→ Element and coordinate records:
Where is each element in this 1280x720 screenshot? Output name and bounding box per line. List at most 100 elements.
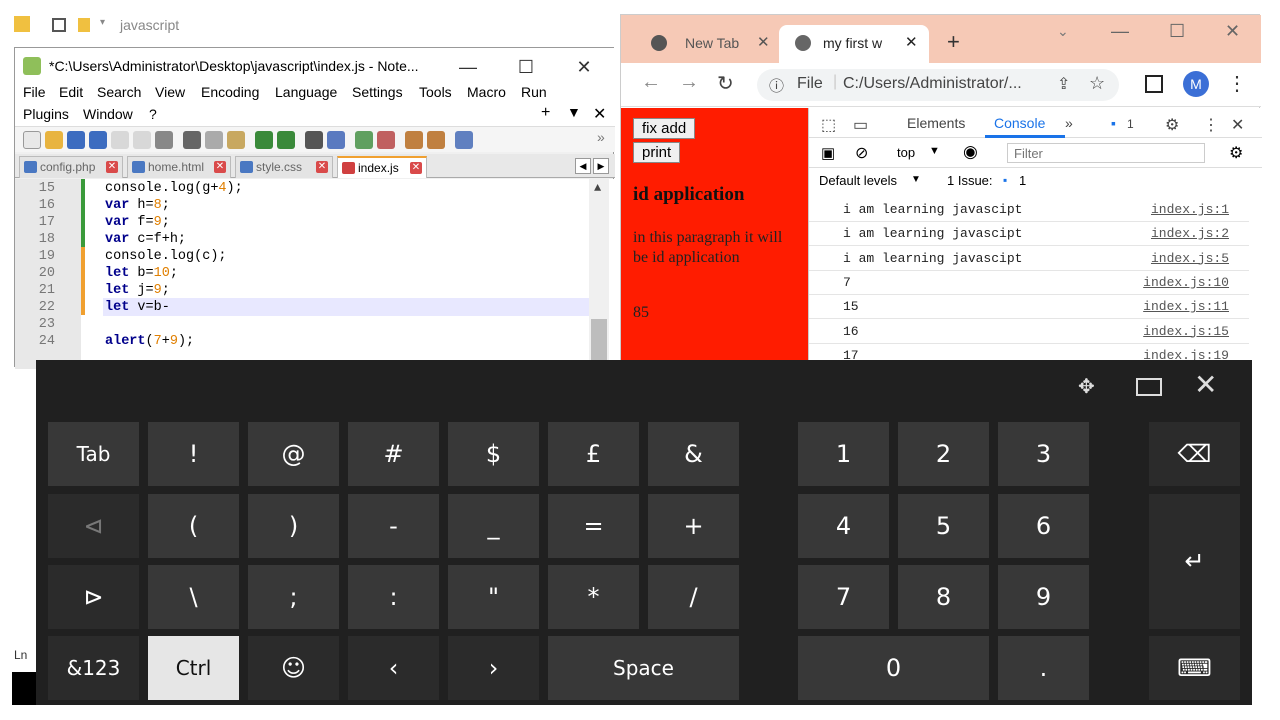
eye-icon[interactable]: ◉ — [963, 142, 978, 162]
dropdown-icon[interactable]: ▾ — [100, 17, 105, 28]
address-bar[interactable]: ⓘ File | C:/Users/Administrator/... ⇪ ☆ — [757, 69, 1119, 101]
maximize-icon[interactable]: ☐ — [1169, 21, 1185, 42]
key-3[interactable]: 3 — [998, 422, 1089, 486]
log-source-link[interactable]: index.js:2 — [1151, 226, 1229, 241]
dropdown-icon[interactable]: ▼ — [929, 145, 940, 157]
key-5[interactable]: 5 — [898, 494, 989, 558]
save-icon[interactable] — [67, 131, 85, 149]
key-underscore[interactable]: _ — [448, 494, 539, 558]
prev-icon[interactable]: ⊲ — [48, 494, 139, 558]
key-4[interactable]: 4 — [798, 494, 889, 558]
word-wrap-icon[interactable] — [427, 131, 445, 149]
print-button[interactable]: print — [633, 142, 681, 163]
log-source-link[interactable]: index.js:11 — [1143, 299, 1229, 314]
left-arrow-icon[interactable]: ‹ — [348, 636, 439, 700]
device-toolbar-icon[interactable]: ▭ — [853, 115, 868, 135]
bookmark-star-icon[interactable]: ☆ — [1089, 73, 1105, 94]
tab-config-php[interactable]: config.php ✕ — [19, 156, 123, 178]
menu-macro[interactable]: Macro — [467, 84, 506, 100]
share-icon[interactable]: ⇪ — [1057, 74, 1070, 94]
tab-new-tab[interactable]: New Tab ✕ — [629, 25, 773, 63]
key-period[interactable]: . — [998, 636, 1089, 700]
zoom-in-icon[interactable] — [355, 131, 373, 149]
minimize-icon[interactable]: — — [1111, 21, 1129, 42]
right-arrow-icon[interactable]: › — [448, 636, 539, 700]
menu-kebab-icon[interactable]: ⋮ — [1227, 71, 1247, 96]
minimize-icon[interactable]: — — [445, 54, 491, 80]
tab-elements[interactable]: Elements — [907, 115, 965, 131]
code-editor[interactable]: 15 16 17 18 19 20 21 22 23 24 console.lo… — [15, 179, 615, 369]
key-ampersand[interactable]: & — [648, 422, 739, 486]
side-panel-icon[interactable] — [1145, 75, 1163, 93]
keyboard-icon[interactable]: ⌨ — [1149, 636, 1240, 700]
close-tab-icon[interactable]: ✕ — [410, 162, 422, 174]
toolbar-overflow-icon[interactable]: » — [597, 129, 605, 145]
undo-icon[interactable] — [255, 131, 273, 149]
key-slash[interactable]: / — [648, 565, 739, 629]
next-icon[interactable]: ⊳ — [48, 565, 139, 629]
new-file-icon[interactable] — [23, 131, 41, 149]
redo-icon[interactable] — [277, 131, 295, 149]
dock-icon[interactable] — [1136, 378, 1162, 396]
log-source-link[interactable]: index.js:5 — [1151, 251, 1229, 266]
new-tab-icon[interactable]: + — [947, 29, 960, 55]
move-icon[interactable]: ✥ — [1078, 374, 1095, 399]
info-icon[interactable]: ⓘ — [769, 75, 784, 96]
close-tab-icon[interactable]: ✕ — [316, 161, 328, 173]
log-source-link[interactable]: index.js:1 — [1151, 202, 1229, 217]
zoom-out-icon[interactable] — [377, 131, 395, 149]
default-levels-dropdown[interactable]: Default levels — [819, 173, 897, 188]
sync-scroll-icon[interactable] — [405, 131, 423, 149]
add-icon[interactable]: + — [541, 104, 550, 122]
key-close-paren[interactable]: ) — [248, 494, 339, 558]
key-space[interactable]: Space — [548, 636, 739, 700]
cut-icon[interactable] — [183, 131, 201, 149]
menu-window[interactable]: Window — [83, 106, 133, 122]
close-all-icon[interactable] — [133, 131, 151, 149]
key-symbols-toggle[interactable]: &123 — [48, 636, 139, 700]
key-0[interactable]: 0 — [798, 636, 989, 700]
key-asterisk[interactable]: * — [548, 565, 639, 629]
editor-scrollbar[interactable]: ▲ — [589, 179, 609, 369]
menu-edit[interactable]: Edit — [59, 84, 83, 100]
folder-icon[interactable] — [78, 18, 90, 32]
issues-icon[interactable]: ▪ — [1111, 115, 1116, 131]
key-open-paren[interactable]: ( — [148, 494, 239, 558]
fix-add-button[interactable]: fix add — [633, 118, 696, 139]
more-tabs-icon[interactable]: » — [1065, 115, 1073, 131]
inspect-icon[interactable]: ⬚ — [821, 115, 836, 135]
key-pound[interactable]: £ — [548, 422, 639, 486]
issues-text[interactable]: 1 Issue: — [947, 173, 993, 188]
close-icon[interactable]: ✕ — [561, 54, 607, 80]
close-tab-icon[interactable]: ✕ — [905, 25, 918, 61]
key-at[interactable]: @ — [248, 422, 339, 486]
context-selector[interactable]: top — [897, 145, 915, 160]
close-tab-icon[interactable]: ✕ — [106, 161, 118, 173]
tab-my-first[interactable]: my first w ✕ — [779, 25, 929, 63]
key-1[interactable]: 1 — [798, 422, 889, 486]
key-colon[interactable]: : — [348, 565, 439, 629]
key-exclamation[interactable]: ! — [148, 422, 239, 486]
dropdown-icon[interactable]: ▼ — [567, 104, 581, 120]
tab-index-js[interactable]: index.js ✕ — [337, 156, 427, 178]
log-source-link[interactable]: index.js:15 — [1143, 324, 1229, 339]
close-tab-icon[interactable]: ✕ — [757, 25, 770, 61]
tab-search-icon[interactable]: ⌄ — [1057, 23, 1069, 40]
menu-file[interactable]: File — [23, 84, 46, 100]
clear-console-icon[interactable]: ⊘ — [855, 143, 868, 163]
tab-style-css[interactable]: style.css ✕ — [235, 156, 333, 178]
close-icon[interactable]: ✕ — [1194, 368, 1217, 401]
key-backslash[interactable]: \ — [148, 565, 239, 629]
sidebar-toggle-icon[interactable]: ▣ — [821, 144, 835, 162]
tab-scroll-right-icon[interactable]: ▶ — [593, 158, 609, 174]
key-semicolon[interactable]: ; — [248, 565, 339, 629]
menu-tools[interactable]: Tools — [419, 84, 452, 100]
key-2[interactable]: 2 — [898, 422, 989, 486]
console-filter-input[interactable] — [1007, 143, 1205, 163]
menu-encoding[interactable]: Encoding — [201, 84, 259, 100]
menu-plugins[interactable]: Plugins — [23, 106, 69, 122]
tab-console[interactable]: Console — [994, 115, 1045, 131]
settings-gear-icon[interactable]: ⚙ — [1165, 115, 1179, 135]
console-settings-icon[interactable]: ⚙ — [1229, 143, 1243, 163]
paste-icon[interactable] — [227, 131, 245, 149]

→ EXERCISE GOAL: Please reproduce all the records above with "interactable" changed to "clickable" everywhere it occurs, keeping everything else the same and leaving out the pictures.

→ EXERCISE ANSWER:
Where is each element in this 1280x720 screenshot? Output name and bounding box per line. List at most 100 elements.
eye-icon[clickable]: ◉ — [963, 142, 978, 162]
dropdown-icon[clickable]: ▾ — [100, 17, 105, 28]
address-bar[clickable]: ⓘ File | C:/Users/Administrator/... ⇪ ☆ — [757, 69, 1119, 101]
maximize-icon[clickable]: ☐ — [1169, 21, 1185, 42]
key-3[clickable]: 3 — [998, 422, 1089, 486]
log-source-link[clickable]: index.js:2 — [1151, 226, 1229, 241]
dropdown-icon[clickable]: ▼ — [929, 145, 940, 157]
key-5[clickable]: 5 — [898, 494, 989, 558]
save-icon[clickable] — [67, 131, 85, 149]
key-underscore[clickable]: _ — [448, 494, 539, 558]
prev-icon[clickable]: ⊲ — [48, 494, 139, 558]
key-4[clickable]: 4 — [798, 494, 889, 558]
word-wrap-icon[clickable] — [427, 131, 445, 149]
print-button[clickable]: print — [633, 142, 681, 163]
log-source-link[clickable]: index.js:11 — [1143, 299, 1229, 314]
left-arrow-icon[clickable]: ‹ — [348, 636, 439, 700]
device-toolbar-icon[clickable]: ▭ — [853, 115, 868, 135]
bookmark-star-icon[clickable]: ☆ — [1089, 73, 1105, 94]
tab-config-php[clickable]: config.php ✕ — [19, 156, 123, 178]
menu-macro[clickable]: Macro — [467, 84, 506, 100]
share-icon[clickable]: ⇪ — [1057, 74, 1070, 94]
tab-new-tab[clickable]: New Tab ✕ — [629, 25, 773, 63]
key-period[clickable]: . — [998, 636, 1089, 700]
zoom-in-icon[clickable] — [355, 131, 373, 149]
minimize-icon[clickable]: — — [1111, 21, 1129, 42]
right-arrow-icon[clickable]: › — [448, 636, 539, 700]
menu-kebab-icon[clickable]: ⋮ — [1227, 71, 1247, 96]
minimize-icon[clickable]: — — [445, 54, 491, 80]
tab-elements[clickable]: Elements — [907, 115, 965, 131]
code-editor[clickable]: 15 16 17 18 19 20 21 22 23 24 console.lo… — [15, 179, 615, 369]
key-ampersand[clickable]: & — [648, 422, 739, 486]
side-panel-icon[clickable] — [1145, 75, 1163, 93]
keyboard-icon[clickable]: ⌨ — [1149, 636, 1240, 700]
close-tab-icon[clickable]: ✕ — [410, 162, 422, 174]
toolbar-overflow-icon[clickable]: » — [597, 129, 605, 145]
undo-icon[clickable] — [255, 131, 273, 149]
key-slash[clickable]: / — [648, 565, 739, 629]
next-icon[clickable]: ⊳ — [48, 565, 139, 629]
new-file-icon[clickable] — [23, 131, 41, 149]
redo-icon[clickable] — [277, 131, 295, 149]
dock-icon[clickable] — [1136, 378, 1162, 396]
log-source-link[clickable]: index.js:5 — [1151, 251, 1229, 266]
new-tab-icon[clickable]: + — [947, 29, 960, 55]
move-icon[clickable]: ✥ — [1078, 374, 1095, 399]
info-icon[clickable]: ⓘ — [769, 75, 784, 96]
close-tab-icon[clickable]: ✕ — [316, 161, 328, 173]
log-source-link[clickable]: index.js:1 — [1151, 202, 1229, 217]
zoom-out-icon[clickable] — [377, 131, 395, 149]
default-levels-dropdown[clickable]: Default levels — [819, 173, 897, 188]
sync-scroll-icon[clickable] — [405, 131, 423, 149]
add-icon[clickable]: + — [541, 104, 550, 122]
key-close-paren[clickable]: ) — [248, 494, 339, 558]
key-space[clickable]: Space — [548, 636, 739, 700]
cut-icon[clickable] — [183, 131, 201, 149]
menu-window[clickable]: Window — [83, 106, 133, 122]
close-all-icon[clickable] — [133, 131, 151, 149]
key-symbols-toggle[clickable]: &123 — [48, 636, 139, 700]
key-0[clickable]: 0 — [798, 636, 989, 700]
key-asterisk[clickable]: * — [548, 565, 639, 629]
editor-scrollbar[clickable]: ▲ — [589, 179, 609, 369]
menu-edit[clickable]: Edit — [59, 84, 83, 100]
folder-icon[clickable] — [78, 18, 90, 32]
issues-icon[clickable]: ▪ — [1111, 115, 1116, 131]
key-open-paren[clickable]: ( — [148, 494, 239, 558]
fix-add-button[clickable]: fix add — [633, 118, 696, 139]
more-tabs-icon[clickable]: » — [1065, 115, 1073, 131]
inspect-icon[clickable]: ⬚ — [821, 115, 836, 135]
key-pound[clickable]: £ — [548, 422, 639, 486]
issues-text[clickable]: 1 Issue: — [947, 173, 993, 188]
close-icon[clickable]: ✕ — [561, 54, 607, 80]
close-tab-icon[clickable]: ✕ — [905, 25, 918, 61]
key-at[clickable]: @ — [248, 422, 339, 486]
context-selector[clickable]: top — [897, 145, 915, 160]
close-tab-icon[clickable]: ✕ — [106, 161, 118, 173]
tab-my-first[clickable]: my first w ✕ — [779, 25, 929, 63]
key-1[clickable]: 1 — [798, 422, 889, 486]
key-colon[clickable]: : — [348, 565, 439, 629]
key-exclamation[clickable]: ! — [148, 422, 239, 486]
dropdown-icon[clickable]: ▼ — [567, 104, 581, 120]
tab-index-js[clickable]: index.js ✕ — [337, 156, 427, 178]
log-source-link[clickable]: index.js:15 — [1143, 324, 1229, 339]
close-tab-icon[clickable]: ✕ — [757, 25, 770, 61]
tab-search-icon[clickable]: ⌄ — [1057, 23, 1069, 40]
menu-file[clickable]: File — [23, 84, 46, 100]
clear-console-icon[clickable]: ⊘ — [855, 143, 868, 163]
tab-style-css[clickable]: style.css ✕ — [235, 156, 333, 178]
close-icon[clickable]: ✕ — [1194, 368, 1217, 401]
key-backslash[clickable]: \ — [148, 565, 239, 629]
sidebar-toggle-icon[clickable]: ▣ — [821, 144, 835, 162]
tab-scroll-right-icon[clickable]: ▶ — [593, 158, 609, 174]
key-semicolon[clickable]: ; — [248, 565, 339, 629]
menu-tools[clickable]: Tools — [419, 84, 452, 100]
key-2[clickable]: 2 — [898, 422, 989, 486]
console-filter-input[clickable] — [1007, 143, 1205, 163]
menu-encoding[clickable]: Encoding — [201, 84, 259, 100]
menu-plugins[clickable]: Plugins — [23, 106, 69, 122]
tab-console[clickable]: Console — [994, 115, 1045, 131]
settings-gear-icon[clickable]: ⚙ — [1165, 115, 1179, 135]
console-settings-icon[clickable]: ⚙ — [1229, 143, 1243, 163]
paste-icon[clickable] — [227, 131, 245, 149]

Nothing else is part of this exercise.